Begin EXCERPTED RECORDS
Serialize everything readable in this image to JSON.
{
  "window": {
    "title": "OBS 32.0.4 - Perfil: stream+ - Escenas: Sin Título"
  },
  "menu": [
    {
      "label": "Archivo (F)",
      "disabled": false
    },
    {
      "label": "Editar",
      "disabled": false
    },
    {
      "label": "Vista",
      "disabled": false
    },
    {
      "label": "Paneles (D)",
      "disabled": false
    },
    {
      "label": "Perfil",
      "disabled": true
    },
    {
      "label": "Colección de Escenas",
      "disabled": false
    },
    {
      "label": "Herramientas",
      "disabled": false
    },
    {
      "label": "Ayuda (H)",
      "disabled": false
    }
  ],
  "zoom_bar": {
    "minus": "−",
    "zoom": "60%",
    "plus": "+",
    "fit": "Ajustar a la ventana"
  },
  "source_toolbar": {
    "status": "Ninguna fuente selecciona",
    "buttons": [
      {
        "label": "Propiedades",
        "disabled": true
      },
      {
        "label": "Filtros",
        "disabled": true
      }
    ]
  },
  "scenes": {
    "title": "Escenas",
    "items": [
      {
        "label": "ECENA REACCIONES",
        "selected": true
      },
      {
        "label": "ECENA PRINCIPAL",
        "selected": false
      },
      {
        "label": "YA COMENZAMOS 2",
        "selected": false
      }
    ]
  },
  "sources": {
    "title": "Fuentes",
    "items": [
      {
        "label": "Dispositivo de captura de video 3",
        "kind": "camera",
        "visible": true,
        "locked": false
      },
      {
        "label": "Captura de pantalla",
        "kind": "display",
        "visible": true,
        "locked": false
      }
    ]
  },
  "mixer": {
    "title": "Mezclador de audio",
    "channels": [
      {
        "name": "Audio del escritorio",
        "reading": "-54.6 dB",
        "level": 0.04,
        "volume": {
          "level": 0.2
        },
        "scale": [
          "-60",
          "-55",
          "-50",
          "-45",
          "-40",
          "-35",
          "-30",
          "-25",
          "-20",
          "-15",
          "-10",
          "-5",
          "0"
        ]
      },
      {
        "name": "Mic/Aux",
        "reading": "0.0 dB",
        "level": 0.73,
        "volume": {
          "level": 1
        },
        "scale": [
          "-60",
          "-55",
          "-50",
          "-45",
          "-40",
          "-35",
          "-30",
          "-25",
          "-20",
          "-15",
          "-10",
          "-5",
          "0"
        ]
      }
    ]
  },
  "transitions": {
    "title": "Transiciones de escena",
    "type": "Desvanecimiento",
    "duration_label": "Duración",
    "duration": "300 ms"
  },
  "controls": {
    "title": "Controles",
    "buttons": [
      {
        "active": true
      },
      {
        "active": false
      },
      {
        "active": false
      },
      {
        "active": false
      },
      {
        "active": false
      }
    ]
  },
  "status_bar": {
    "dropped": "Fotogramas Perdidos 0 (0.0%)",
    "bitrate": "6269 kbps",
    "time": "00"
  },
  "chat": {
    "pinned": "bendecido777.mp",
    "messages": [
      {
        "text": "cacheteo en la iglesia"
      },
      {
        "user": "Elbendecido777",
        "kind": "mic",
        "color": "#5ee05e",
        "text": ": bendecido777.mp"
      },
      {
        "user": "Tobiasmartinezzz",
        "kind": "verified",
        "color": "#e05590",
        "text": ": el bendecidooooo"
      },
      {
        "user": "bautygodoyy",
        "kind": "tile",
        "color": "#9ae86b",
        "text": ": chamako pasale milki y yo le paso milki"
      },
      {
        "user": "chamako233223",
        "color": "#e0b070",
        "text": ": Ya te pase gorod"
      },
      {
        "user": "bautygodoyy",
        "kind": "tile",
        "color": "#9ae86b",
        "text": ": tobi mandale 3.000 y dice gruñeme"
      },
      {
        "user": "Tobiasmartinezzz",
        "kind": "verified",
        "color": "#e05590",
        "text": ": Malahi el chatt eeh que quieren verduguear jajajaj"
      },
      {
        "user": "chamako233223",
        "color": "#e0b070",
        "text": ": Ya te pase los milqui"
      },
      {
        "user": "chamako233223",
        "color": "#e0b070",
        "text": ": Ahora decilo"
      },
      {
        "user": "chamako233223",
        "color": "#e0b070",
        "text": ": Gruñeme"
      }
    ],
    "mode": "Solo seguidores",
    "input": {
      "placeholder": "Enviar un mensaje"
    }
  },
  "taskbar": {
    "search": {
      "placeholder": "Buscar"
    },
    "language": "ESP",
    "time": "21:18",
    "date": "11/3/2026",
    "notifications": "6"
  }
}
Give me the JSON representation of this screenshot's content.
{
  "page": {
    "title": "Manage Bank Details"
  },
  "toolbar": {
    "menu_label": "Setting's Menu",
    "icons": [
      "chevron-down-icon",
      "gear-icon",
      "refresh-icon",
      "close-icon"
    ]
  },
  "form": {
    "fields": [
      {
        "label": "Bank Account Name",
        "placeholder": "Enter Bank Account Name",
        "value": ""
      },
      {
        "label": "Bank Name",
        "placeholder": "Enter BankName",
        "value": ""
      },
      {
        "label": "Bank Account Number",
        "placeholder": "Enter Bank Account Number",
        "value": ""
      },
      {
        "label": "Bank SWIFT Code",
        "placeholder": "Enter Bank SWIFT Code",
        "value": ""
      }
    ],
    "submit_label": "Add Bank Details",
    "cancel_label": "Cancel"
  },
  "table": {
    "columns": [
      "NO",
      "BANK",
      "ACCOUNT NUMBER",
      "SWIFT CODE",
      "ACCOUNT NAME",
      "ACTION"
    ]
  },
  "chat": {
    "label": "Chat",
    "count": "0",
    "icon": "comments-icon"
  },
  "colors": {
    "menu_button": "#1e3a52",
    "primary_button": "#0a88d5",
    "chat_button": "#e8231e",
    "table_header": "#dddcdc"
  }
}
End EXCERPTED RECORDS
DESCRIPTION OF THE TASK: From the listing, copy every line where the string "true" appears.

TASK ANSWER:
      "disabled": true
        "disabled": true
        "disabled": true
        "selected": true
        "visible": true,
        "visible": true,
        "active": true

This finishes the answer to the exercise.